- **Exercise requirements**
Print each line of the listing once more, precisely as given.

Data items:
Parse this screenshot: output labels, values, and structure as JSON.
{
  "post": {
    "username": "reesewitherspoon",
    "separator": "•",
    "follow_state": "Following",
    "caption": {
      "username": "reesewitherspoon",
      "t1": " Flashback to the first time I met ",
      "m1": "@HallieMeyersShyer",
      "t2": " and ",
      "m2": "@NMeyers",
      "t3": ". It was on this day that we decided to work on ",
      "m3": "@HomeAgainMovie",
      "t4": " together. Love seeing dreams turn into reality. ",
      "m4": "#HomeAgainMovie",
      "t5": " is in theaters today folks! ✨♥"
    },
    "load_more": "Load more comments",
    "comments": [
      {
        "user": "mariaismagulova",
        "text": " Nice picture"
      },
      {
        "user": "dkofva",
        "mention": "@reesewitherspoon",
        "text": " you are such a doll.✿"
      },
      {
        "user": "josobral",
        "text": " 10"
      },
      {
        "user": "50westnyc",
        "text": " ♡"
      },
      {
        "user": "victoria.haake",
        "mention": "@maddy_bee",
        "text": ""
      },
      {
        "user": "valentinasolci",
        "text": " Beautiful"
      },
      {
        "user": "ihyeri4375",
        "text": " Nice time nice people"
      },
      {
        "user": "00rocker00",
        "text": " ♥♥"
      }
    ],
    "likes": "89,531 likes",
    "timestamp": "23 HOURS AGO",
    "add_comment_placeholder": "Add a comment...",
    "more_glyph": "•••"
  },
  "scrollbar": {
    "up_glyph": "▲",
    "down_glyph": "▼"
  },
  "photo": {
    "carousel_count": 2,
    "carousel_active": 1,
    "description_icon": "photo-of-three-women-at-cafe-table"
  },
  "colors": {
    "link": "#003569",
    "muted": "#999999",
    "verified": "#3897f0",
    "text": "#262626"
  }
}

- **Worked solution**
Parse this screenshot: output labels, values, and structure as JSON.
{
  "post": {
    "username": "reesewitherspoon",
    "separator": "•",
    "follow_state": "Following",
    "caption": {
      "username": "reesewitherspoon",
      "t1": " Flashback to the first time I met ",
      "m1": "@HallieMeyersShyer",
      "t2": " and ",
      "m2": "@NMeyers",
      "t3": ". It was on this day that we decided to work on ",
      "m3": "@HomeAgainMovie",
      "t4": " together. Love seeing dreams turn into reality. ",
      "m4": "#HomeAgainMovie",
      "t5": " is in theaters today folks! ✨♥"
    },
    "load_more": "Load more comments",
    "comments": [
      {
        "user": "mariaismagulova",
        "text": " Nice picture"
      },
      {
        "user": "dkofva",
        "mention": "@reesewitherspoon",
        "text": " you are such a doll.✿"
      },
      {
        "user": "josobral",
        "text": " 10"
      },
      {
        "user": "50westnyc",
        "text": " ♡"
      },
      {
        "user": "victoria.haake",
        "mention": "@maddy_bee",
        "text": ""
      },
      {
        "user": "valentinasolci",
        "text": " Beautiful"
      },
      {
        "user": "ihyeri4375",
        "text": " Nice time nice people"
      },
      {
        "user": "00rocker00",
        "text": " ♥♥"
      }
    ],
    "likes": "89,531 likes",
    "timestamp": "23 HOURS AGO",
    "add_comment_placeholder": "Add a comment...",
    "more_glyph": "•••"
  },
  "scrollbar": {
    "up_glyph": "▲",
    "down_glyph": "▼"
  },
  "photo": {
    "carousel_count": 2,
    "carousel_active": 1,
    "description_icon": "photo-of-three-women-at-cafe-table"
  },
  "colors": {
    "link": "#003569",
    "muted": "#999999",
    "verified": "#3897f0",
    "text": "#262626"
  }
}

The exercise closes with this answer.